> Extracted data entries:

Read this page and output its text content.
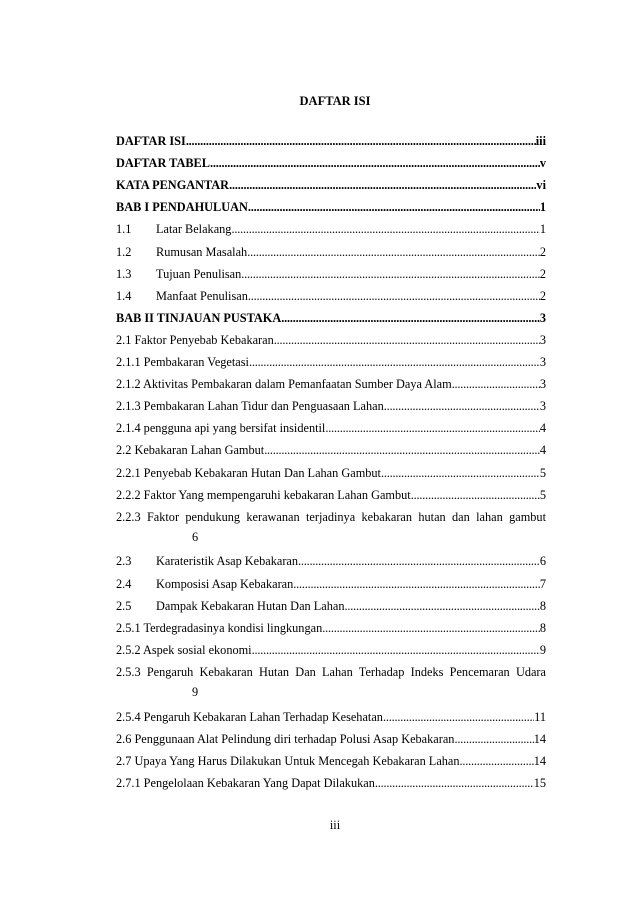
DAFTAR ISI
DAFTAR ISI .....	iii
DAFTAR TABEL .....	v
KATA PENGANTAR .....	vi
BAB I PENDAHULUAN .....	1
1.1	Latar Belakang .....	1
1.2	Rumusan Masalah .....	2
1.3	Tujuan Penulisan .....	2
1.4	Manfaat Penulisan .....	2
BAB II TINJAUAN PUSTAKA .....	3
2.1 Faktor Penyebab Kebakaran .....	3
2.1.1 Pembakaran Vegetasi .....	3
2.1.2 Aktivitas Pembakaran dalam Pemanfaatan Sumber Daya Alam .....	3
2.1.3 Pembakaran Lahan Tidur dan Penguasaan Lahan .....	3
2.1.4 pengguna api yang bersifat insidentil .....	4
2.2 Kebakaran Lahan Gambut .....	4
2.2.1 Penyebab Kebakaran Hutan Dan Lahan Gambut .....	5
2.2.2 Faktor Yang mempengaruhi kebakaran Lahan Gambut .....	5
2.2.3 Faktor pendukung kerawanan terjadinya kebakaran hutan dan lahan gambut
6
2.3	Karateristik Asap Kebakaran .....	6
2.4	Komposisi Asap Kebakaran .....	7
2.5	Dampak Kebakaran Hutan Dan Lahan .....	8
2.5.1 Terdegradasinya kondisi lingkungan .....	8
2.5.2 Aspek sosial ekonomi .....	9
2.5.3 Pengaruh Kebakaran Hutan Dan Lahan Terhadap Indeks Pencemaran Udara
9
2.5.4 Pengaruh Kebakaran Lahan Terhadap Kesehatan .....	11
2.6 Penggunaan Alat Pelindung diri terhadap Polusi Asap Kebakaran .....	14
2.7 Upaya Yang Harus Dilakukan Untuk Mencegah Kebakaran Lahan .....	14
2.7.1 Pengelolaan Kebakaran Yang Dapat Dilakukan .....	15
iii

> Objective: List every line above that contains the word "Penyebab".

> Complete answer:
2.1 Faktor Penyebab Kebakaran .....	3
2.2.1 Penyebab Kebakaran Hutan Dan Lahan Gambut .....	5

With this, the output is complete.